TASK: Every line of the data that contains the string "химических" must be copied.

GIVEN DATA:
◇ ◇ ◇ ◇ ◇ ◇ ◇

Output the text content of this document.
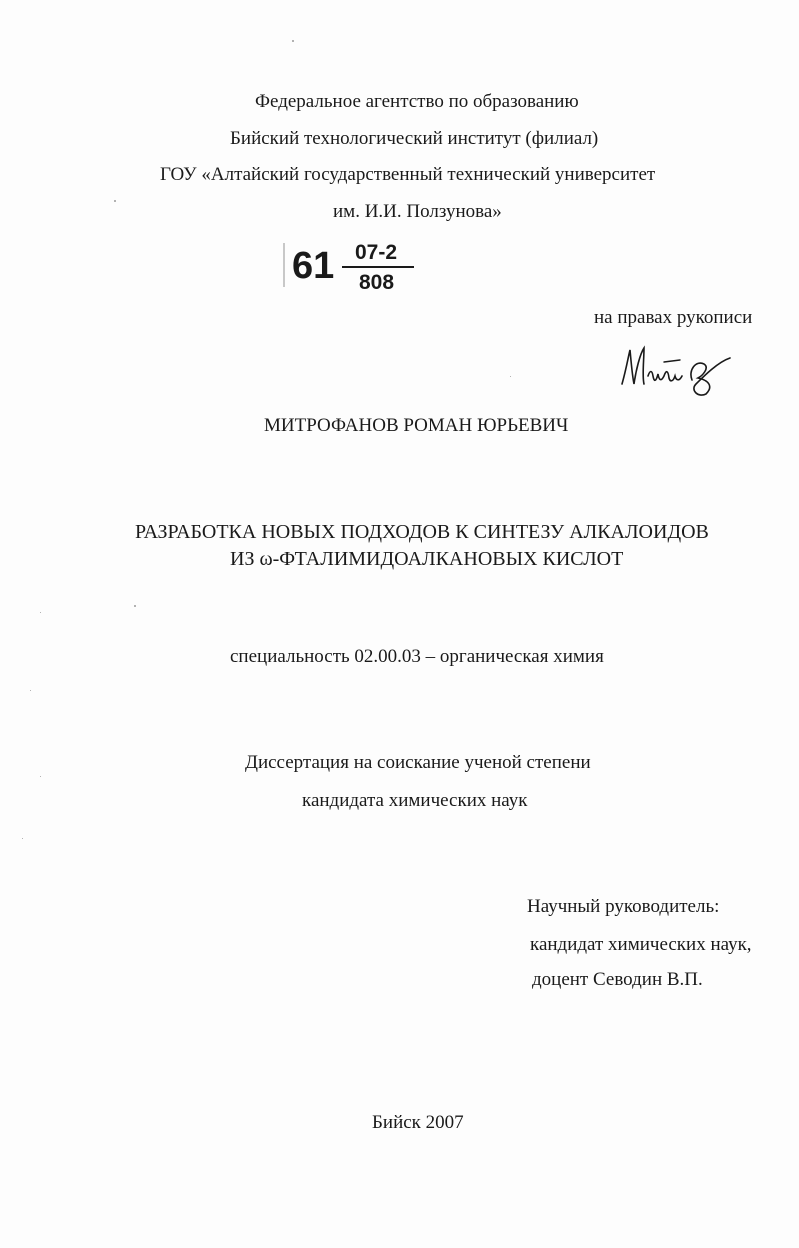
Федеральное агентство по образованию
Бийский технологический институт (филиал)
ГОУ «Алтайский государственный технический университет
им. И.И. Ползунова»
61 07-2
808
на правах рукописи
МИТРОФАНОВ РОМАН ЮРЬЕВИЧ
РАЗРАБОТКА НОВЫХ ПОДХОДОВ К СИНТЕЗУ АЛКАЛОИДОВ
ИЗ ω-ФТАЛИМИДОАЛКАНОВЫХ КИСЛОТ
специальность 02.00.03 – органическая химия
Диссертация на соискание ученой степени
кандидата химических наук
Научный руководитель:
кандидат химических наук,
доцент Севодин В.П.
Бийск 2007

◇ ◇ ◇ ◇ ◇ ◇ ◇

TASK RESULT:
кандидата химических наук
кандидат химических наук,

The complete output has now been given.